What to produce
Give the listing again in full, exactly as written.

::: Recorded data :::

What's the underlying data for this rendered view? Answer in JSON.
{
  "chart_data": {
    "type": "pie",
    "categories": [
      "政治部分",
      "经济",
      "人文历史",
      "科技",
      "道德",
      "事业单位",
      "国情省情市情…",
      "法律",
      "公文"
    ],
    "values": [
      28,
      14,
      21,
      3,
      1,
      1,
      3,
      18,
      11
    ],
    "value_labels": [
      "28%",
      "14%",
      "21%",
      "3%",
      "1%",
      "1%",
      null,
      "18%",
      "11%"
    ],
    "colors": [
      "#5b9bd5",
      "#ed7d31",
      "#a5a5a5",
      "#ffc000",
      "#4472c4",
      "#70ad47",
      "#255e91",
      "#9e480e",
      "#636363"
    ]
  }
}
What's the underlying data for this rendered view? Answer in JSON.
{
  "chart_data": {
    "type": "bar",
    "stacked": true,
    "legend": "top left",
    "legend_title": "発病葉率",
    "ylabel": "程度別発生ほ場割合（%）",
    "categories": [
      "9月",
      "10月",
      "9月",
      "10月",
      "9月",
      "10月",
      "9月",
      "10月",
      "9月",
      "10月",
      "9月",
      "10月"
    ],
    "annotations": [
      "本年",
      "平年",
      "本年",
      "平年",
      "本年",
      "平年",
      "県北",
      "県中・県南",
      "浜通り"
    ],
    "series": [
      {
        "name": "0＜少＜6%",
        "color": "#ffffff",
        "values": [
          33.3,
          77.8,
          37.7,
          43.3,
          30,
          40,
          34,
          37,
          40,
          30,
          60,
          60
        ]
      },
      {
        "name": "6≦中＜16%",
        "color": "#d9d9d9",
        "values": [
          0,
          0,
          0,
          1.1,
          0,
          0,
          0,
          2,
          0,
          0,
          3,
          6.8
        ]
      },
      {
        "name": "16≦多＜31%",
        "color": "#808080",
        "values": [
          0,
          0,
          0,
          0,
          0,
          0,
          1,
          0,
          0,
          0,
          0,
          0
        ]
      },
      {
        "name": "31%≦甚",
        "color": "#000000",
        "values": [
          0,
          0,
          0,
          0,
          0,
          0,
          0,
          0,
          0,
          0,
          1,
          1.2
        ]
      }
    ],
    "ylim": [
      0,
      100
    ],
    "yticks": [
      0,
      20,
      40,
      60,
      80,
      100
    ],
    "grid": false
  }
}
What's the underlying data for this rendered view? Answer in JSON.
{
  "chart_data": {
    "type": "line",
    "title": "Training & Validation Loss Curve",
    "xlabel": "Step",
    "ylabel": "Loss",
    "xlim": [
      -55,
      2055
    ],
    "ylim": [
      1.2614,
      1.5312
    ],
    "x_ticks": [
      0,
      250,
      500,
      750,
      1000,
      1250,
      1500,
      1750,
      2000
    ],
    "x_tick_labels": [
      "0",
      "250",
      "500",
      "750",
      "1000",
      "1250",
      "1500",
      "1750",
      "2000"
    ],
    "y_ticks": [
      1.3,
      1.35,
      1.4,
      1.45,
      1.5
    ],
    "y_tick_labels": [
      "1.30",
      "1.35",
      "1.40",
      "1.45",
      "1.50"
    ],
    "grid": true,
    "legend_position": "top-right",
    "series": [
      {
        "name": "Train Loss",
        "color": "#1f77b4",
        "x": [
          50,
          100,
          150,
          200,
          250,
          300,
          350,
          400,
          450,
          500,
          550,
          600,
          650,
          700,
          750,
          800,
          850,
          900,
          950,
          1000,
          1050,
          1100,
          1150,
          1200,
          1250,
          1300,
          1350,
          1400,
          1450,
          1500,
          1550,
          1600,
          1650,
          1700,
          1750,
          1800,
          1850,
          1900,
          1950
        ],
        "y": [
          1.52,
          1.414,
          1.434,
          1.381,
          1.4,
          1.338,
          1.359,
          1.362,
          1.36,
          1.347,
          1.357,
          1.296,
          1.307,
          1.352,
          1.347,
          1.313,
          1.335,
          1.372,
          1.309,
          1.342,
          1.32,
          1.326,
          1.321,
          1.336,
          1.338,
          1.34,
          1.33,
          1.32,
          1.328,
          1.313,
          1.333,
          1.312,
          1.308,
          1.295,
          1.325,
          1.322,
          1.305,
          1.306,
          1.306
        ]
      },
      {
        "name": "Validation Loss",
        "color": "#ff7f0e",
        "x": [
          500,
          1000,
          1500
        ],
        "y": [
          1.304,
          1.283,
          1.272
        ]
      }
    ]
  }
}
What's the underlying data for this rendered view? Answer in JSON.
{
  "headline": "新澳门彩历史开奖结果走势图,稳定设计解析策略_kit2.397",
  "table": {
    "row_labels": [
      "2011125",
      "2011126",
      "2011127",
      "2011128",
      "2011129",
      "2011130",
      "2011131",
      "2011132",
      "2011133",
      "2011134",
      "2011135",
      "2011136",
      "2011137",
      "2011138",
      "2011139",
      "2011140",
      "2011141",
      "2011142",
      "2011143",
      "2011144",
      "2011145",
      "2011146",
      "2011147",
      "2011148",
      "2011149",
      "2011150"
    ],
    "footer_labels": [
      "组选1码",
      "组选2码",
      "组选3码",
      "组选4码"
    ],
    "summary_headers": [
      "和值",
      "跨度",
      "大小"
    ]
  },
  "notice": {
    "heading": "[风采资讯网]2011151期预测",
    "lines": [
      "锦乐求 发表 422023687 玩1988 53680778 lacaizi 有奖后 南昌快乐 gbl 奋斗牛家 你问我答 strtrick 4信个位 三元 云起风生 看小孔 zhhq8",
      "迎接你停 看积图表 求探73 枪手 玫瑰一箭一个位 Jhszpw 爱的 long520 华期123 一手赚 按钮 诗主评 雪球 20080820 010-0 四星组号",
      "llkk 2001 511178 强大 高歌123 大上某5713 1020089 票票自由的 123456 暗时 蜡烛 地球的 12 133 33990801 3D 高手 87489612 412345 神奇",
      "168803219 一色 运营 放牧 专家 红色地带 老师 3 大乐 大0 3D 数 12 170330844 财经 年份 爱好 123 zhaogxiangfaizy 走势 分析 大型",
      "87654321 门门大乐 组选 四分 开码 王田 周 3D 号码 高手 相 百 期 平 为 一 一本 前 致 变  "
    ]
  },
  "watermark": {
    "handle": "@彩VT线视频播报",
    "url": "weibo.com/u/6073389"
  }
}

:::

Result for this task
What's the underlying data for this rendered view? Answer in JSON.
{
  "chart_data": {
    "type": "pie",
    "categories": [
      "政治部分",
      "经济",
      "人文历史",
      "科技",
      "道德",
      "事业单位",
      "国情省情市情…",
      "法律",
      "公文"
    ],
    "values": [
      28,
      14,
      21,
      3,
      1,
      1,
      3,
      18,
      11
    ],
    "value_labels": [
      "28%",
      "14%",
      "21%",
      "3%",
      "1%",
      "1%",
      null,
      "18%",
      "11%"
    ],
    "colors": [
      "#5b9bd5",
      "#ed7d31",
      "#a5a5a5",
      "#ffc000",
      "#4472c4",
      "#70ad47",
      "#255e91",
      "#9e480e",
      "#636363"
    ]
  }
}
What's the underlying data for this rendered view? Answer in JSON.
{
  "chart_data": {
    "type": "bar",
    "stacked": true,
    "legend": "top left",
    "legend_title": "発病葉率",
    "ylabel": "程度別発生ほ場割合（%）",
    "categories": [
      "9月",
      "10月",
      "9月",
      "10月",
      "9月",
      "10月",
      "9月",
      "10月",
      "9月",
      "10月",
      "9月",
      "10月"
    ],
    "annotations": [
      "本年",
      "平年",
      "本年",
      "平年",
      "本年",
      "平年",
      "県北",
      "県中・県南",
      "浜通り"
    ],
    "series": [
      {
        "name": "0＜少＜6%",
        "color": "#ffffff",
        "values": [
          33.3,
          77.8,
          37.7,
          43.3,
          30,
          40,
          34,
          37,
          40,
          30,
          60,
          60
        ]
      },
      {
        "name": "6≦中＜16%",
        "color": "#d9d9d9",
        "values": [
          0,
          0,
          0,
          1.1,
          0,
          0,
          0,
          2,
          0,
          0,
          3,
          6.8
        ]
      },
      {
        "name": "16≦多＜31%",
        "color": "#808080",
        "values": [
          0,
          0,
          0,
          0,
          0,
          0,
          1,
          0,
          0,
          0,
          0,
          0
        ]
      },
      {
        "name": "31%≦甚",
        "color": "#000000",
        "values": [
          0,
          0,
          0,
          0,
          0,
          0,
          0,
          0,
          0,
          0,
          1,
          1.2
        ]
      }
    ],
    "ylim": [
      0,
      100
    ],
    "yticks": [
      0,
      20,
      40,
      60,
      80,
      100
    ],
    "grid": false
  }
}
What's the underlying data for this rendered view? Answer in JSON.
{
  "chart_data": {
    "type": "line",
    "title": "Training & Validation Loss Curve",
    "xlabel": "Step",
    "ylabel": "Loss",
    "xlim": [
      -55,
      2055
    ],
    "ylim": [
      1.2614,
      1.5312
    ],
    "x_ticks": [
      0,
      250,
      500,
      750,
      1000,
      1250,
      1500,
      1750,
      2000
    ],
    "x_tick_labels": [
      "0",
      "250",
      "500",
      "750",
      "1000",
      "1250",
      "1500",
      "1750",
      "2000"
    ],
    "y_ticks": [
      1.3,
      1.35,
      1.4,
      1.45,
      1.5
    ],
    "y_tick_labels": [
      "1.30",
      "1.35",
      "1.40",
      "1.45",
      "1.50"
    ],
    "grid": true,
    "legend_position": "top-right",
    "series": [
      {
        "name": "Train Loss",
        "color": "#1f77b4",
        "x": [
          50,
          100,
          150,
          200,
          250,
          300,
          350,
          400,
          450,
          500,
          550,
          600,
          650,
          700,
          750,
          800,
          850,
          900,
          950,
          1000,
          1050,
          1100,
          1150,
          1200,
          1250,
          1300,
          1350,
          1400,
          1450,
          1500,
          1550,
          1600,
          1650,
          1700,
          1750,
          1800,
          1850,
          1900,
          1950
        ],
        "y": [
          1.52,
          1.414,
          1.434,
          1.381,
          1.4,
          1.338,
          1.359,
          1.362,
          1.36,
          1.347,
          1.357,
          1.296,
          1.307,
          1.352,
          1.347,
          1.313,
          1.335,
          1.372,
          1.309,
          1.342,
          1.32,
          1.326,
          1.321,
          1.336,
          1.338,
          1.34,
          1.33,
          1.32,
          1.328,
          1.313,
          1.333,
          1.312,
          1.308,
          1.295,
          1.325,
          1.322,
          1.305,
          1.306,
          1.306
        ]
      },
      {
        "name": "Validation Loss",
        "color": "#ff7f0e",
        "x": [
          500,
          1000,
          1500
        ],
        "y": [
          1.304,
          1.283,
          1.272
        ]
      }
    ]
  }
}
What's the underlying data for this rendered view? Answer in JSON.
{
  "headline": "新澳门彩历史开奖结果走势图,稳定设计解析策略_kit2.397",
  "table": {
    "row_labels": [
      "2011125",
      "2011126",
      "2011127",
      "2011128",
      "2011129",
      "2011130",
      "2011131",
      "2011132",
      "2011133",
      "2011134",
      "2011135",
      "2011136",
      "2011137",
      "2011138",
      "2011139",
      "2011140",
      "2011141",
      "2011142",
      "2011143",
      "2011144",
      "2011145",
      "2011146",
      "2011147",
      "2011148",
      "2011149",
      "2011150"
    ],
    "footer_labels": [
      "组选1码",
      "组选2码",
      "组选3码",
      "组选4码"
    ],
    "summary_headers": [
      "和值",
      "跨度",
      "大小"
    ]
  },
  "notice": {
    "heading": "[风采资讯网]2011151期预测",
    "lines": [
      "锦乐求 发表 422023687 玩1988 53680778 lacaizi 有奖后 南昌快乐 gbl 奋斗牛家 你问我答 strtrick 4信个位 三元 云起风生 看小孔 zhhq8",
      "迎接你停 看积图表 求探73 枪手 玫瑰一箭一个位 Jhszpw 爱的 long520 华期123 一手赚 按钮 诗主评 雪球 20080820 010-0 四星组号",
      "llkk 2001 511178 强大 高歌123 大上某5713 1020089 票票自由的 123456 暗时 蜡烛 地球的 12 133 33990801 3D 高手 87489612 412345 神奇",
      "168803219 一色 运营 放牧 专家 红色地带 老师 3 大乐 大0 3D 数 12 170330844 财经 年份 爱好 123 zhaogxiangfaizy 走势 分析 大型",
      "87654321 门门大乐 组选 四分 开码 王田 周 3D 号码 高手 相 百 期 平 为 一 一本 前 致 变  "
    ]
  },
  "watermark": {
    "handle": "@彩VT线视频播报",
    "url": "weibo.com/u/6073389"
  }
}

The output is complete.